Given task:
Reproduce the records below in full and without edits, omitting images.

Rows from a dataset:
* START *

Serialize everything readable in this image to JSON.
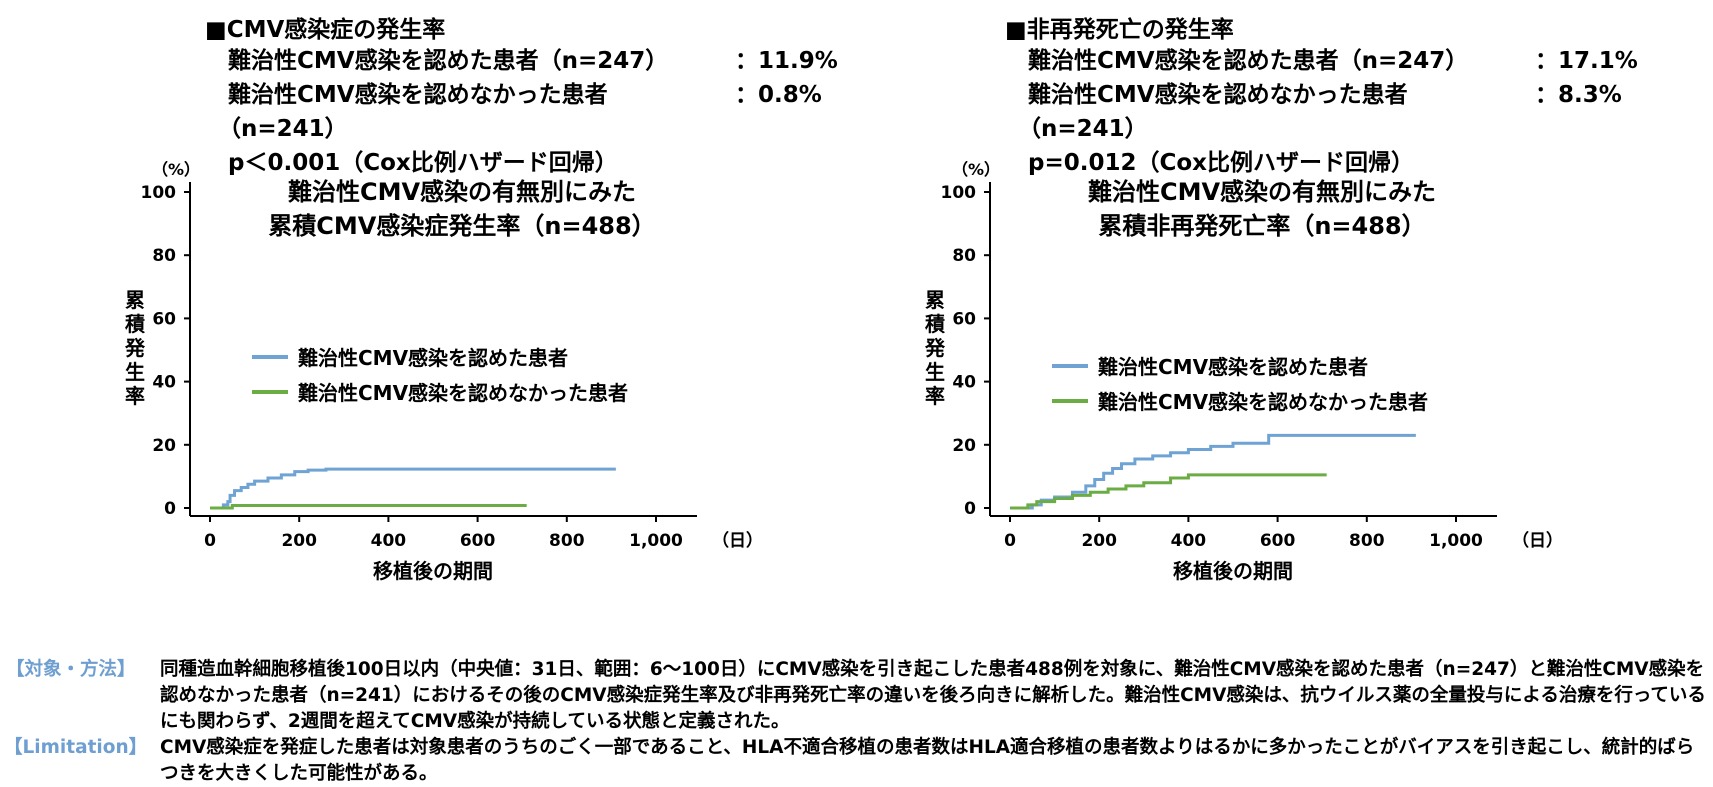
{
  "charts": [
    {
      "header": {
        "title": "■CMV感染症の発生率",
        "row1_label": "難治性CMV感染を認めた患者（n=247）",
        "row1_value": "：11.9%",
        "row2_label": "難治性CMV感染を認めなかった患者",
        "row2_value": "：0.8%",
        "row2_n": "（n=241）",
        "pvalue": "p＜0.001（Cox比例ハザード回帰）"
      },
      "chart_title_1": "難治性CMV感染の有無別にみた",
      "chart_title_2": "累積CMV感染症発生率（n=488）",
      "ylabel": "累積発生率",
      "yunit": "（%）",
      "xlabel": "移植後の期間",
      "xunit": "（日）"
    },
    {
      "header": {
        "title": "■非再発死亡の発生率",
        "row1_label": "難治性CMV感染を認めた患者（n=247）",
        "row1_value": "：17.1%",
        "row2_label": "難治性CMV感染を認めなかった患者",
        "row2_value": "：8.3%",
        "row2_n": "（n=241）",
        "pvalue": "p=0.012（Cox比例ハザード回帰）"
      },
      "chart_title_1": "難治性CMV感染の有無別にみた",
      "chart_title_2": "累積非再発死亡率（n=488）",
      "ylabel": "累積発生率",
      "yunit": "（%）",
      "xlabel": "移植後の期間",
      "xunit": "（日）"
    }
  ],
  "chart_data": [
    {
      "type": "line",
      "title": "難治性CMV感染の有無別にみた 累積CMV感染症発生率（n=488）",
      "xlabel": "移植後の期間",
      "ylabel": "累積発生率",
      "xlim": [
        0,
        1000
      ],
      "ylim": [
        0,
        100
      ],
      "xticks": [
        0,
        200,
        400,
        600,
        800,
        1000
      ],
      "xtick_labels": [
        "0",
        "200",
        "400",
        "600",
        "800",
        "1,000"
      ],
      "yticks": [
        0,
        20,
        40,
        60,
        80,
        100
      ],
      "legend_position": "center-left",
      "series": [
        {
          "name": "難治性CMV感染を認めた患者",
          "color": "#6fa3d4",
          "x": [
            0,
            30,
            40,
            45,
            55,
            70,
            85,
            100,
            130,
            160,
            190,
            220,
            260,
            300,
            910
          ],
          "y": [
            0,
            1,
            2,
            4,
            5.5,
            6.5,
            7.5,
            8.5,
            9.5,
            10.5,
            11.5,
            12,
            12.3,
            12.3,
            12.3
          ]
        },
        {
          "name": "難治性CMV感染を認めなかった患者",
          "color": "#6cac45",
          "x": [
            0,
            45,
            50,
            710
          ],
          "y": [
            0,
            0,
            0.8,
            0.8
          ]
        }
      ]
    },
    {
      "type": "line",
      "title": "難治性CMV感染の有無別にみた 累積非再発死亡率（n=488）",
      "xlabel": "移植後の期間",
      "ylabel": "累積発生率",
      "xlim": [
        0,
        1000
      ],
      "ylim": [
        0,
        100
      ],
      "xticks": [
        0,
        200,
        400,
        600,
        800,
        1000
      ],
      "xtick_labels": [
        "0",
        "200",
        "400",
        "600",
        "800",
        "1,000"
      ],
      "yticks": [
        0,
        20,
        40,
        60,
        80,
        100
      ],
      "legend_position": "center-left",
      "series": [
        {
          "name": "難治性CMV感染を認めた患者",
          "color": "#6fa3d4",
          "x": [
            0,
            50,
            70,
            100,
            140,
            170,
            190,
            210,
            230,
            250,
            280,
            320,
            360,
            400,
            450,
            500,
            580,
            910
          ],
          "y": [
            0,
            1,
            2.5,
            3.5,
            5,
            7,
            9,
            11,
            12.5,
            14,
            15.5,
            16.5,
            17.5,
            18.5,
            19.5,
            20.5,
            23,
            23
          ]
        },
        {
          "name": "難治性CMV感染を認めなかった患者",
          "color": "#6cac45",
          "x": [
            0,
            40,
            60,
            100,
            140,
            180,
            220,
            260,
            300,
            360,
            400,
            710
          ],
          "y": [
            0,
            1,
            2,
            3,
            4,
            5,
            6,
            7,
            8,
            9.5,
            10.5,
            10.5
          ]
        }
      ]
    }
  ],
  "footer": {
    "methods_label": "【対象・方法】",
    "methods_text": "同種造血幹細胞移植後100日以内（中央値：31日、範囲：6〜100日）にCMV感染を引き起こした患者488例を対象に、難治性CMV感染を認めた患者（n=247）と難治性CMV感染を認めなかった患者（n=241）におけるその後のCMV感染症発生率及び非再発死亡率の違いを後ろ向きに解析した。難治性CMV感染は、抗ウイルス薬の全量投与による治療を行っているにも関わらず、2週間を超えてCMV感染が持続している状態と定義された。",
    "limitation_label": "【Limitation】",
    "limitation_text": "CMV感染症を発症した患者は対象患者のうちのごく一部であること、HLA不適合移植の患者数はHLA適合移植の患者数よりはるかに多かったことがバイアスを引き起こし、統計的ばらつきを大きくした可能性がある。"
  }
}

* END *

Correct result:
Serialize everything readable in this image to JSON.
{
  "charts": [
    {
      "header": {
        "title": "■CMV感染症の発生率",
        "row1_label": "難治性CMV感染を認めた患者（n=247）",
        "row1_value": "：11.9%",
        "row2_label": "難治性CMV感染を認めなかった患者",
        "row2_value": "：0.8%",
        "row2_n": "（n=241）",
        "pvalue": "p＜0.001（Cox比例ハザード回帰）"
      },
      "chart_title_1": "難治性CMV感染の有無別にみた",
      "chart_title_2": "累積CMV感染症発生率（n=488）",
      "ylabel": "累積発生率",
      "yunit": "（%）",
      "xlabel": "移植後の期間",
      "xunit": "（日）"
    },
    {
      "header": {
        "title": "■非再発死亡の発生率",
        "row1_label": "難治性CMV感染を認めた患者（n=247）",
        "row1_value": "：17.1%",
        "row2_label": "難治性CMV感染を認めなかった患者",
        "row2_value": "：8.3%",
        "row2_n": "（n=241）",
        "pvalue": "p=0.012（Cox比例ハザード回帰）"
      },
      "chart_title_1": "難治性CMV感染の有無別にみた",
      "chart_title_2": "累積非再発死亡率（n=488）",
      "ylabel": "累積発生率",
      "yunit": "（%）",
      "xlabel": "移植後の期間",
      "xunit": "（日）"
    }
  ],
  "chart_data": [
    {
      "type": "line",
      "title": "難治性CMV感染の有無別にみた 累積CMV感染症発生率（n=488）",
      "xlabel": "移植後の期間",
      "ylabel": "累積発生率",
      "xlim": [
        0,
        1000
      ],
      "ylim": [
        0,
        100
      ],
      "xticks": [
        0,
        200,
        400,
        600,
        800,
        1000
      ],
      "xtick_labels": [
        "0",
        "200",
        "400",
        "600",
        "800",
        "1,000"
      ],
      "yticks": [
        0,
        20,
        40,
        60,
        80,
        100
      ],
      "legend_position": "center-left",
      "series": [
        {
          "name": "難治性CMV感染を認めた患者",
          "color": "#6fa3d4",
          "x": [
            0,
            30,
            40,
            45,
            55,
            70,
            85,
            100,
            130,
            160,
            190,
            220,
            260,
            300,
            910
          ],
          "y": [
            0,
            1,
            2,
            4,
            5.5,
            6.5,
            7.5,
            8.5,
            9.5,
            10.5,
            11.5,
            12,
            12.3,
            12.3,
            12.3
          ]
        },
        {
          "name": "難治性CMV感染を認めなかった患者",
          "color": "#6cac45",
          "x": [
            0,
            45,
            50,
            710
          ],
          "y": [
            0,
            0,
            0.8,
            0.8
          ]
        }
      ]
    },
    {
      "type": "line",
      "title": "難治性CMV感染の有無別にみた 累積非再発死亡率（n=488）",
      "xlabel": "移植後の期間",
      "ylabel": "累積発生率",
      "xlim": [
        0,
        1000
      ],
      "ylim": [
        0,
        100
      ],
      "xticks": [
        0,
        200,
        400,
        600,
        800,
        1000
      ],
      "xtick_labels": [
        "0",
        "200",
        "400",
        "600",
        "800",
        "1,000"
      ],
      "yticks": [
        0,
        20,
        40,
        60,
        80,
        100
      ],
      "legend_position": "center-left",
      "series": [
        {
          "name": "難治性CMV感染を認めた患者",
          "color": "#6fa3d4",
          "x": [
            0,
            50,
            70,
            100,
            140,
            170,
            190,
            210,
            230,
            250,
            280,
            320,
            360,
            400,
            450,
            500,
            580,
            910
          ],
          "y": [
            0,
            1,
            2.5,
            3.5,
            5,
            7,
            9,
            11,
            12.5,
            14,
            15.5,
            16.5,
            17.5,
            18.5,
            19.5,
            20.5,
            23,
            23
          ]
        },
        {
          "name": "難治性CMV感染を認めなかった患者",
          "color": "#6cac45",
          "x": [
            0,
            40,
            60,
            100,
            140,
            180,
            220,
            260,
            300,
            360,
            400,
            710
          ],
          "y": [
            0,
            1,
            2,
            3,
            4,
            5,
            6,
            7,
            8,
            9.5,
            10.5,
            10.5
          ]
        }
      ]
    }
  ],
  "footer": {
    "methods_label": "【対象・方法】",
    "methods_text": "同種造血幹細胞移植後100日以内（中央値：31日、範囲：6〜100日）にCMV感染を引き起こした患者488例を対象に、難治性CMV感染を認めた患者（n=247）と難治性CMV感染を認めなかった患者（n=241）におけるその後のCMV感染症発生率及び非再発死亡率の違いを後ろ向きに解析した。難治性CMV感染は、抗ウイルス薬の全量投与による治療を行っているにも関わらず、2週間を超えてCMV感染が持続している状態と定義された。",
    "limitation_label": "【Limitation】",
    "limitation_text": "CMV感染症を発症した患者は対象患者のうちのごく一部であること、HLA不適合移植の患者数はHLA適合移植の患者数よりはるかに多かったことがバイアスを引き起こし、統計的ばらつきを大きくした可能性がある。"
  }
}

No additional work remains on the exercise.